(Dataset records)
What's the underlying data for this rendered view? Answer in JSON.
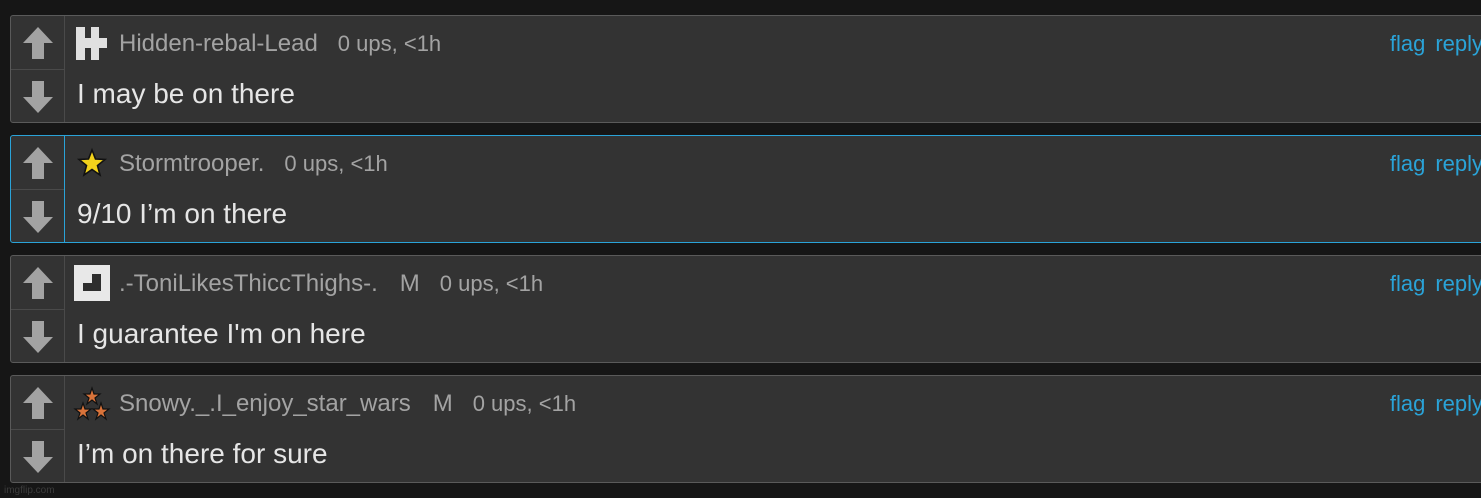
{
  "colors": {
    "background": "#161616",
    "card": "#333333",
    "link": "#2aa3d8",
    "highlight_border": "#2aa3d8"
  },
  "actions": {
    "flag": "flag",
    "reply": "reply"
  },
  "watermark": "imgflip.com",
  "comments": [
    {
      "avatar_icon": "tetris-block-avatar-icon",
      "username": "Hidden-rebal-Lead",
      "mod_badge": "",
      "ups": "0 ups, <1h",
      "text": "I may be on there",
      "highlighted": false
    },
    {
      "avatar_icon": "yellow-star-icon",
      "username": "Stormtrooper.",
      "mod_badge": "",
      "ups": "0 ups, <1h",
      "text": "9/10 I’m on there",
      "highlighted": true
    },
    {
      "avatar_icon": "square-block-avatar-icon",
      "username": ".-ToniLikesThiccThighs-.",
      "mod_badge": "M",
      "ups": "0 ups, <1h",
      "text": "I guarantee I'm on here",
      "highlighted": false
    },
    {
      "avatar_icon": "triple-star-icon",
      "username": "Snowy._.I_enjoy_star_wars",
      "mod_badge": "M",
      "ups": "0 ups, <1h",
      "text": "I’m on there for sure",
      "highlighted": false
    }
  ]
}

## Exercise task
Write out every line of the listing that holds the word "text".

## Written solution
      "text": "I may be on there",
      "text": "9/10 I’m on there",
      "text": "I guarantee I'm on here",
      "text": "I’m on there for sure",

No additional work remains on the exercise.